What is needed -
For each line in the data below that holds "редакции", return a copy.
* start Supplied data *
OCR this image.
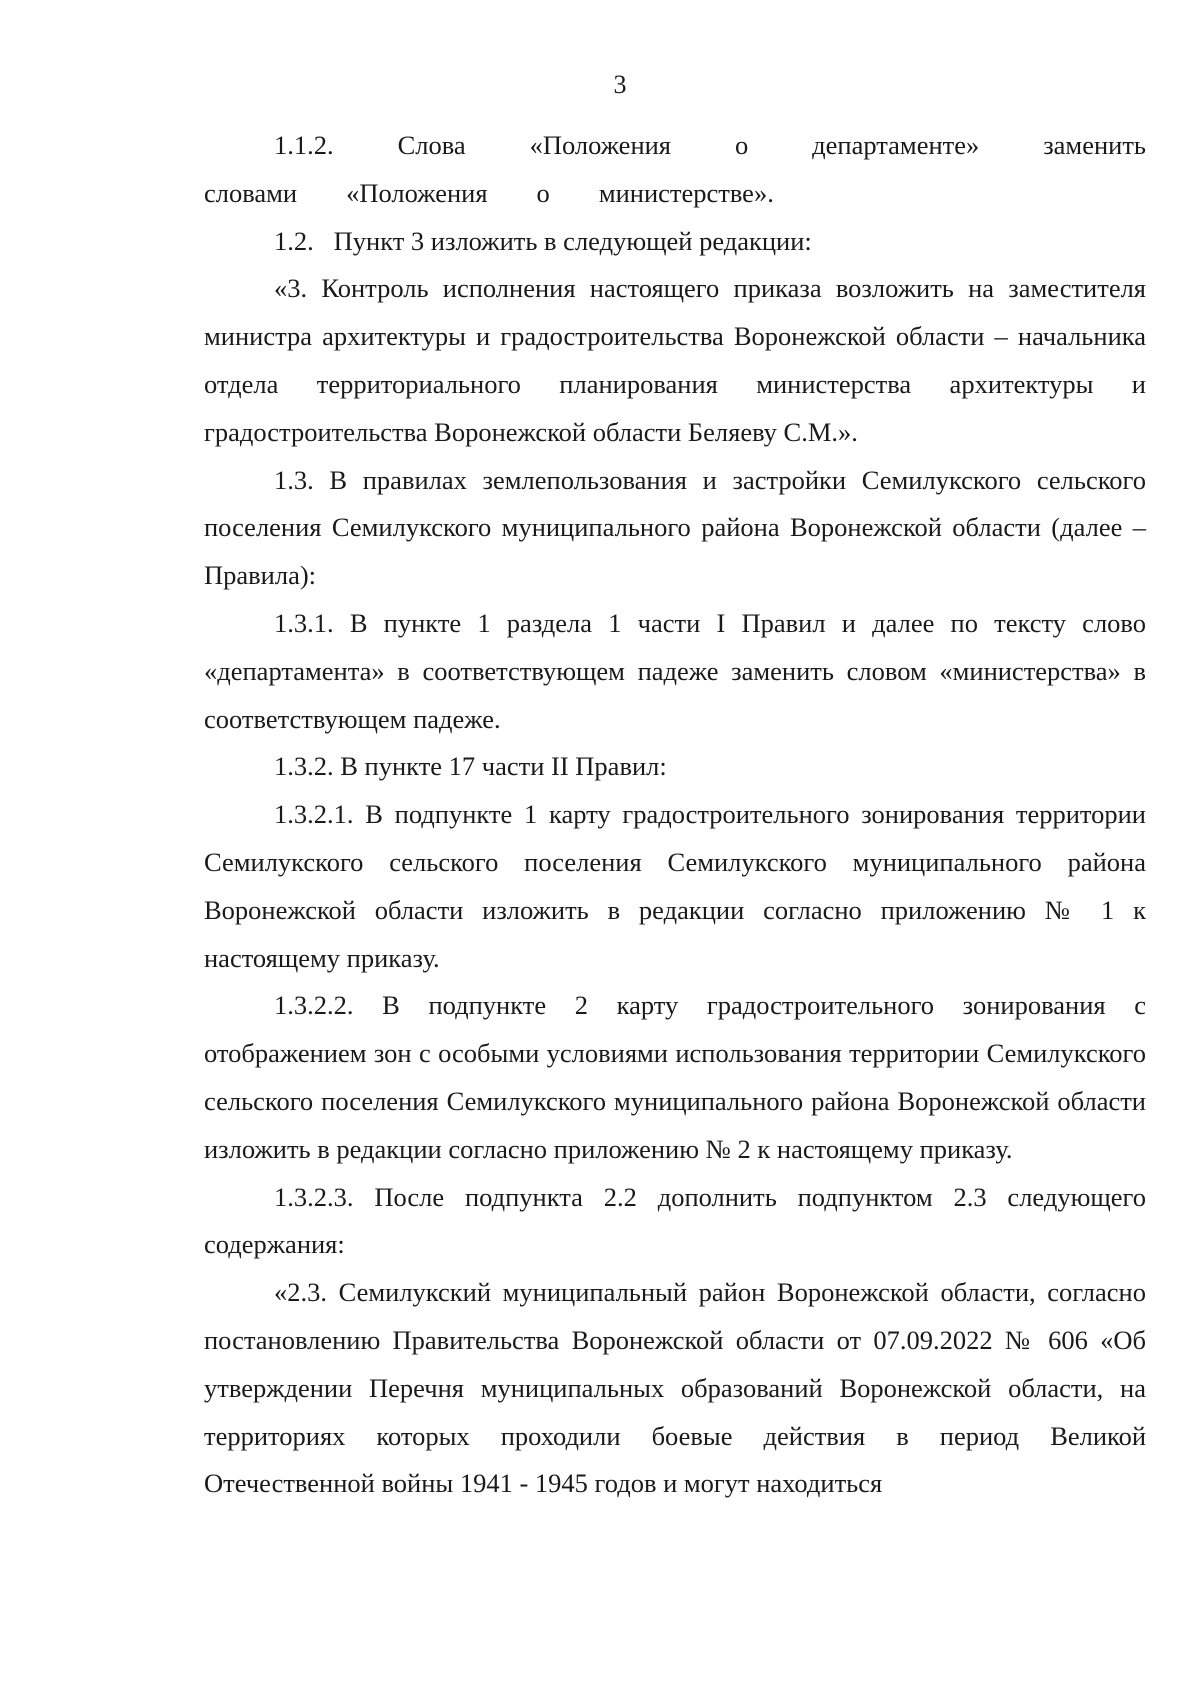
3

1.1.2. Слова «Положения о департаменте» заменить словами «Положения о министерстве».

1.2.   Пункт 3 изложить в следующей редакции:

«3. Контроль исполнения настоящего приказа возложить на заместителя министра архитектуры и градостроительства Воронежской области – начальника отдела территориального планирования министерства архитектуры и градостроительства Воронежской области Беляеву С.М.».

1.3. В правилах землепользования и застройки Семилукского сельского поселения Семилукского муниципального района Воронежской области (далее – Правила):

1.3.1. В пункте 1 раздела 1 части I Правил и далее по тексту слово «департамента» в соответствующем падеже заменить словом «министерства» в соответствующем падеже.

1.3.2. В пункте 17 части II Правил:

1.3.2.1. В подпункте 1 карту градостроительного зонирования территории Семилукского сельского поселения Семилукского муниципального района Воронежской области изложить в редакции согласно приложению № 1 к настоящему приказу.

1.3.2.2. В подпункте 2 карту градостроительного зонирования с отображением зон с особыми условиями использования территории Семилукского сельского поселения Семилукского муниципального района Воронежской области изложить в редакции согласно приложению № 2 к настоящему приказу.

1.3.2.3. После подпункта 2.2 дополнить подпунктом 2.3 следующего содержания:

«2.3. Семилукский муниципальный район Воронежской области, согласно постановлению Правительства Воронежской области от 07.09.2022 № 606 «Об утверждении Перечня муниципальных образований Воронежской области, на территориях которых проходили боевые действия в период Великой Отечественной войны 1941 - 1945 годов и могут находиться
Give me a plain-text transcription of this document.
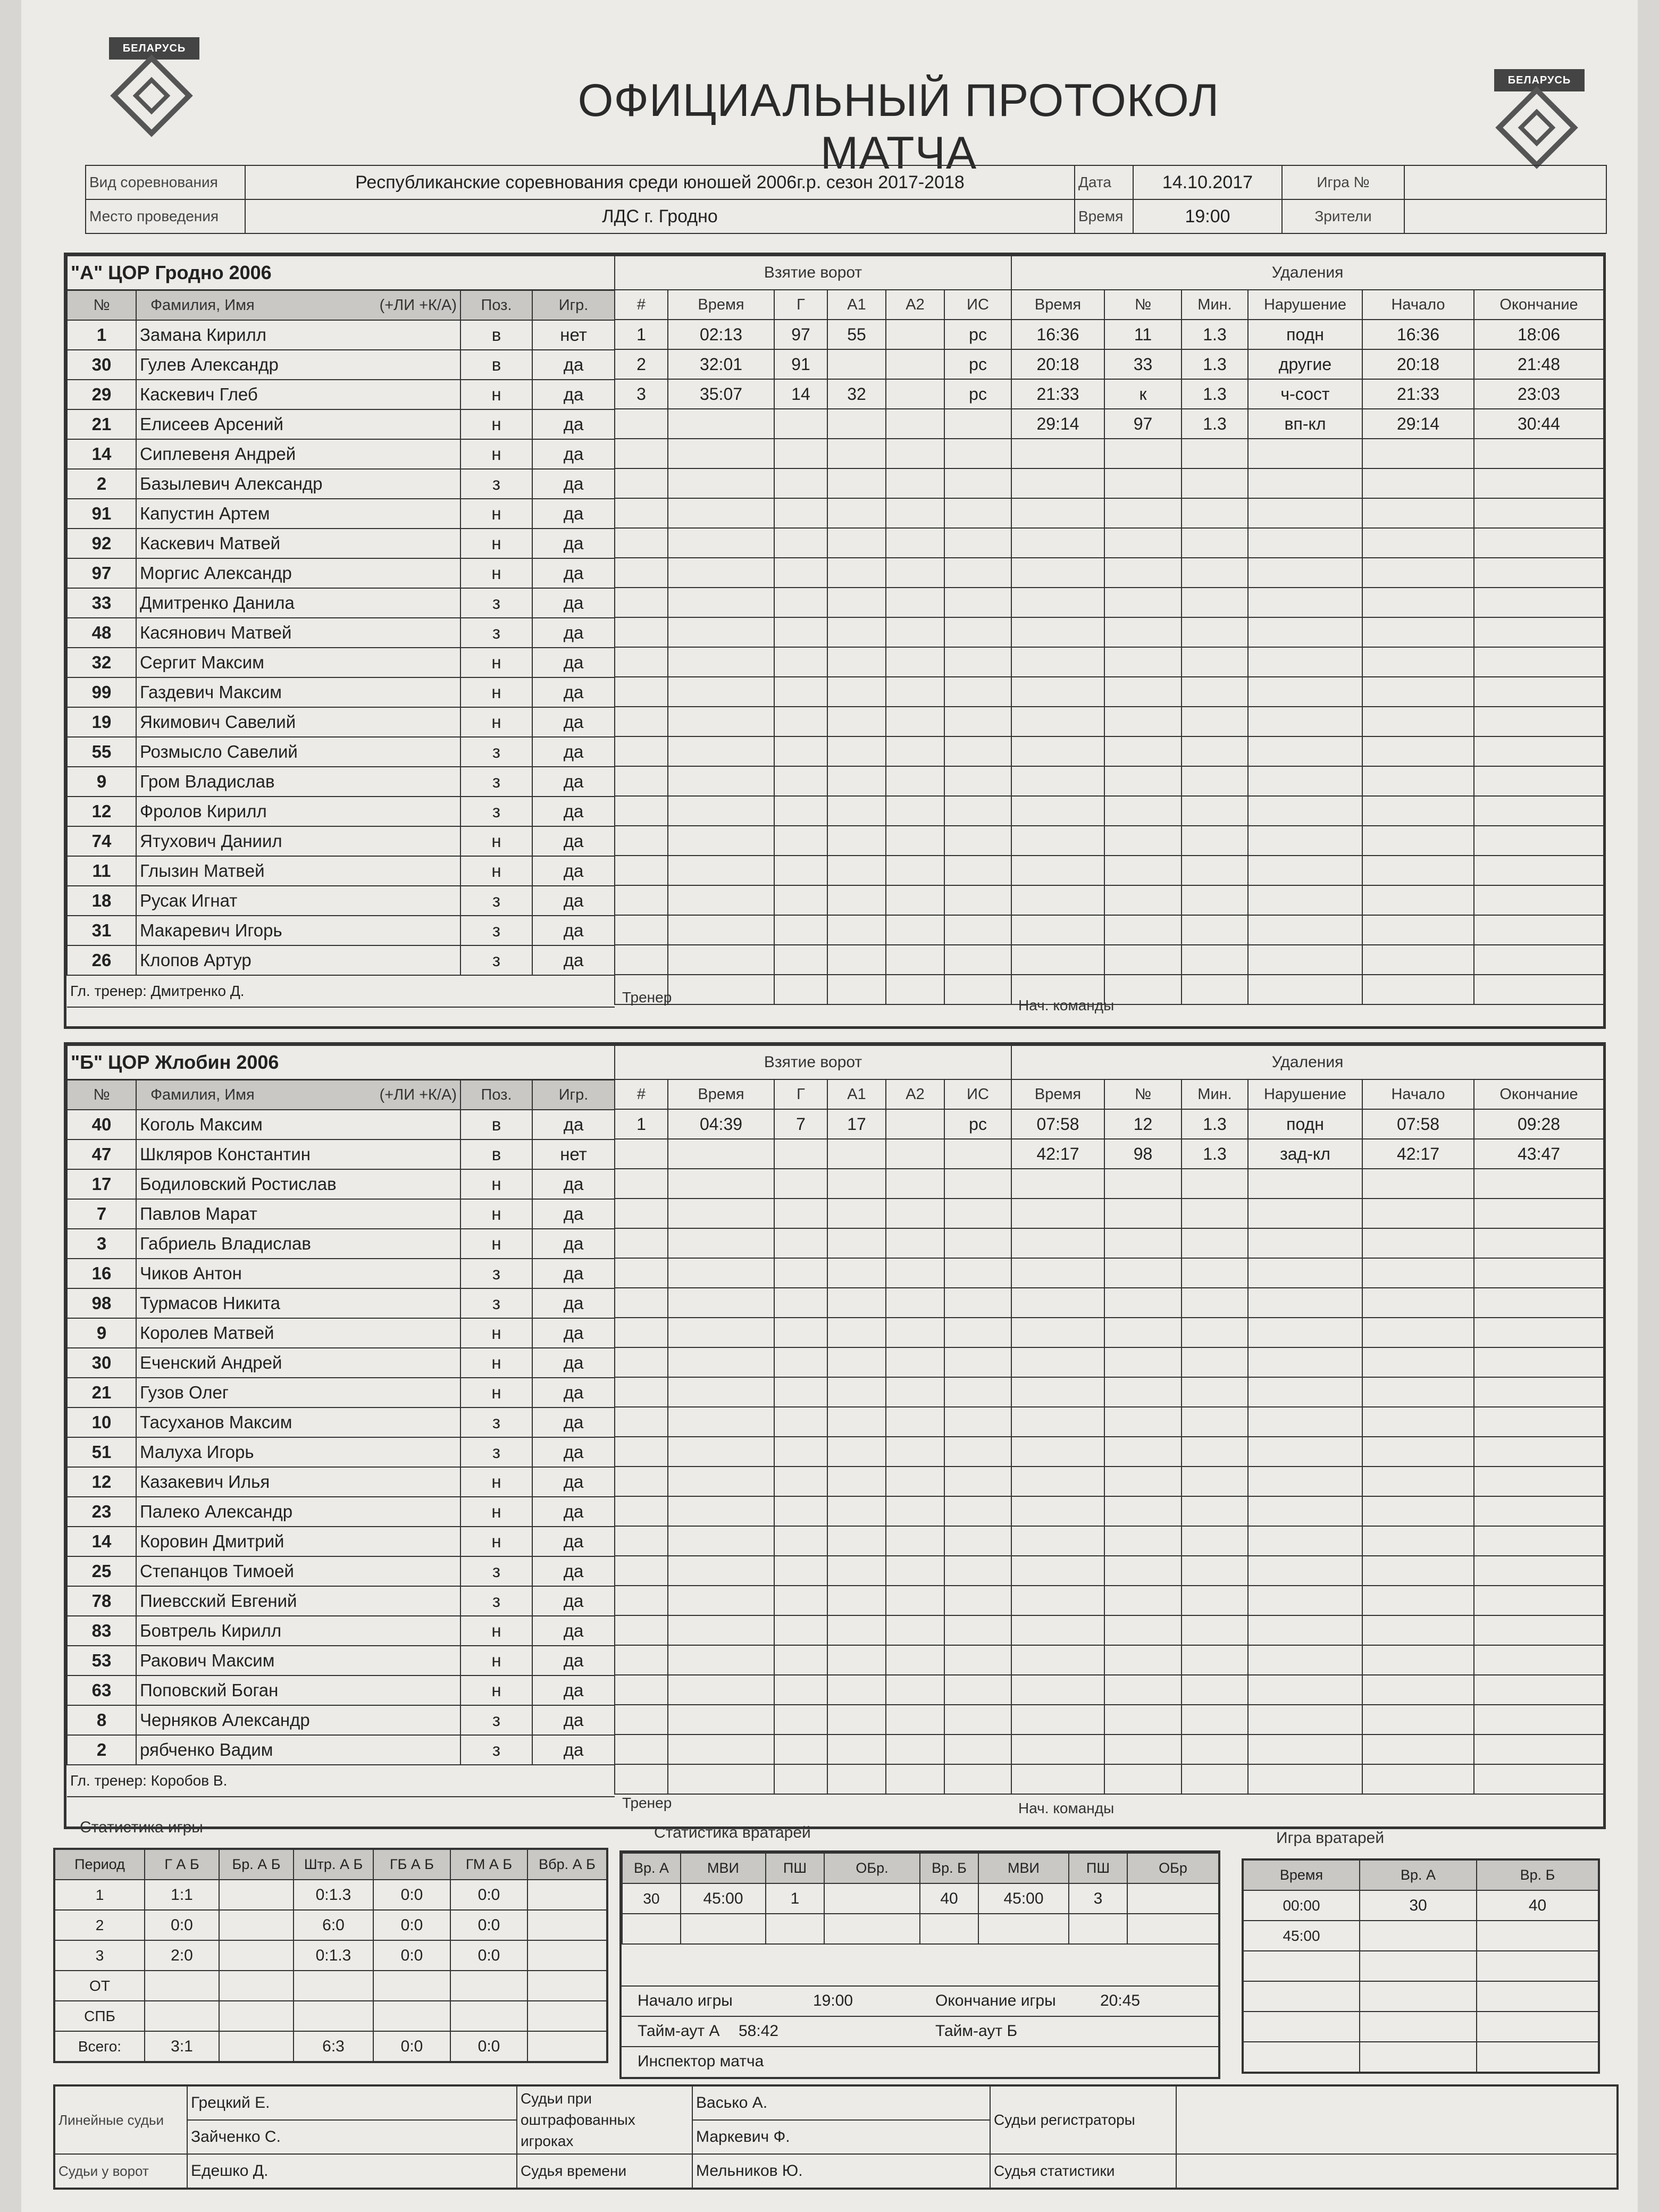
БЕЛАРУСЬ
БЕЛАРУСЬ
ОФИЦИАЛЬНЫЙ ПРОТОКОЛ МАТЧА
Вид соревнования	Республиканские соревнования среди юношей 2006г.р. сезон 2017-2018	Дата	14.10.2017	Игра №	
Место проведения	ЛДС г. Гродно	Время	19:00	Зрители	
"А" ЦОР Гродно 2006			
№	Фамилия, Имя (+ЛИ +К/А)	Поз.	Игр.
1	Замана Кирилл	в	нет
30	Гулев Александр	в	да
29	Каскевич Глеб	н	да
21	Елисеев Арсений	н	да
14	Сиплевеня Андрей	н	да
2	Базылевич Александр	з	да
91	Капустин Артем	н	да
92	Каскевич Матвей	н	да
97	Моргис Александр	н	да
33	Дмитренко Данила	з	да
48	Касянович Матвей	з	да
32	Сергит Максим	н	да
99	Газдевич Максим	н	да
19	Якимович Савелий	н	да
55	Розмысло Савелий	з	да
9	Гром Владислав	з	да
12	Фролов Кирилл	з	да
74	Ятухович Даниил	н	да
11	Глызин Матвей	н	да
18	Русак Игнат	з	да
31	Макаревич Игорь	з	да
26	Клопов Артур	з	да
Гл. тренер: Дмитренко Д.			
Взятие ворот					
#	Время	Г	А1	А2	ИС
1	02:13	97	55		рс
2	32:01	91			рс
3	35:07	14	32		рс

Удаления					
Время	№	Мин.	Нарушение	Начало	Окончание
16:36	11	1.3	подн	16:36	18:06
20:18	33	1.3	другие	20:18	21:48
21:33	к	1.3	ч-сост	21:33	23:03
29:14	97	1.3	вп-кл	29:14	30:44

Тренер	Нач. команды
"Б" ЦОР Жлобин 2006			
№	Фамилия, Имя (+ЛИ +К/А)	Поз.	Игр.
40	Коголь Максим	в	да
47	Шкляров Константин	в	нет
17	Бодиловский Ростислав	н	да
7	Павлов Марат	н	да
3	Габриель Владислав	н	да
16	Чиков Антон	з	да
98	Турмасов Никита	з	да
9	Королев Матвей	н	да
30	Еченский Андрей	н	да
21	Гузов Олег	н	да
10	Тасуханов Максим	з	да
51	Малуха Игорь	з	да
12	Казакевич Илья	н	да
23	Палеко Александр	н	да
14	Коровин Дмитрий	н	да
25	Степанцов Тимоей	з	да
78	Пиевсский Евгений	з	да
83	Бовтрель Кирилл	н	да
53	Ракович Максим	н	да
63	Поповский Боган	н	да
8	Черняков Александр	з	да
2	рябченко Вадим	з	да
Гл. тренер: Коробов В.			
Взятие ворот					
#	Время	Г	А1	А2	ИС
1	04:39	7	17		рс

Удаления					
Время	№	Мин.	Нарушение	Начало	Окончание
07:58	12	1.3	подн	07:58	09:28
42:17	98	1.3	зад-кл	42:17	43:47

Тренер	Нач. команды
Статистика игры
Период	Г А Б	Бр. А Б	Штр. А Б	ГБ А Б	ГМ А Б	Вбр. А Б
1	1:1		0:1.3	0:0	0:0	
2	0:0		6:0	0:0	0:0	
3	2:0		0:1.3	0:0	0:0	
ОТ						
СПБ						
Всего:	3:1		6:3	0:0	0:0	
Статистика вратарей
Вр. А	МВИ	ПШ	ОБр.	Вр. Б	МВИ	ПШ	ОБр
30	45:00	1		40	45:00	3	

Начало игры	19:00	Окончание игры	20:45
Тайм-аут А 58:42	Тайм-аут Б
Инспектор матча
Игра вратарей
Время	Вр. А	Вр. Б
00:00	30	40
45:00		

Линейные судьи	Грецкий Е.	Судьи при оштрафованных игроках	Васько А.	Судьи регистраторы	
	Зайченко С.		Маркевич Ф.		
Судьи у ворот	Едешко Д.	Судья времени	Мельников Ю.	Судья статистики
* end Supplied data *
Response -
1.2.   Пункт 3 изложить в следующей редакции:
1.3.2.1. В подпункте 1 карту градостроительного зонирования территории Семилукского сельского поселения Семилукского муниципального района Воронежской области изложить в редакции согласно приложению № 1 к настоящему приказу.
1.3.2.2. В подпункте 2 карту градостроительного зонирования с отображением зон с особыми условиями использования территории Семилукского сельского поселения Семилукского муниципального района Воронежской области изложить в редакции согласно приложению № 2 к настоящему приказу.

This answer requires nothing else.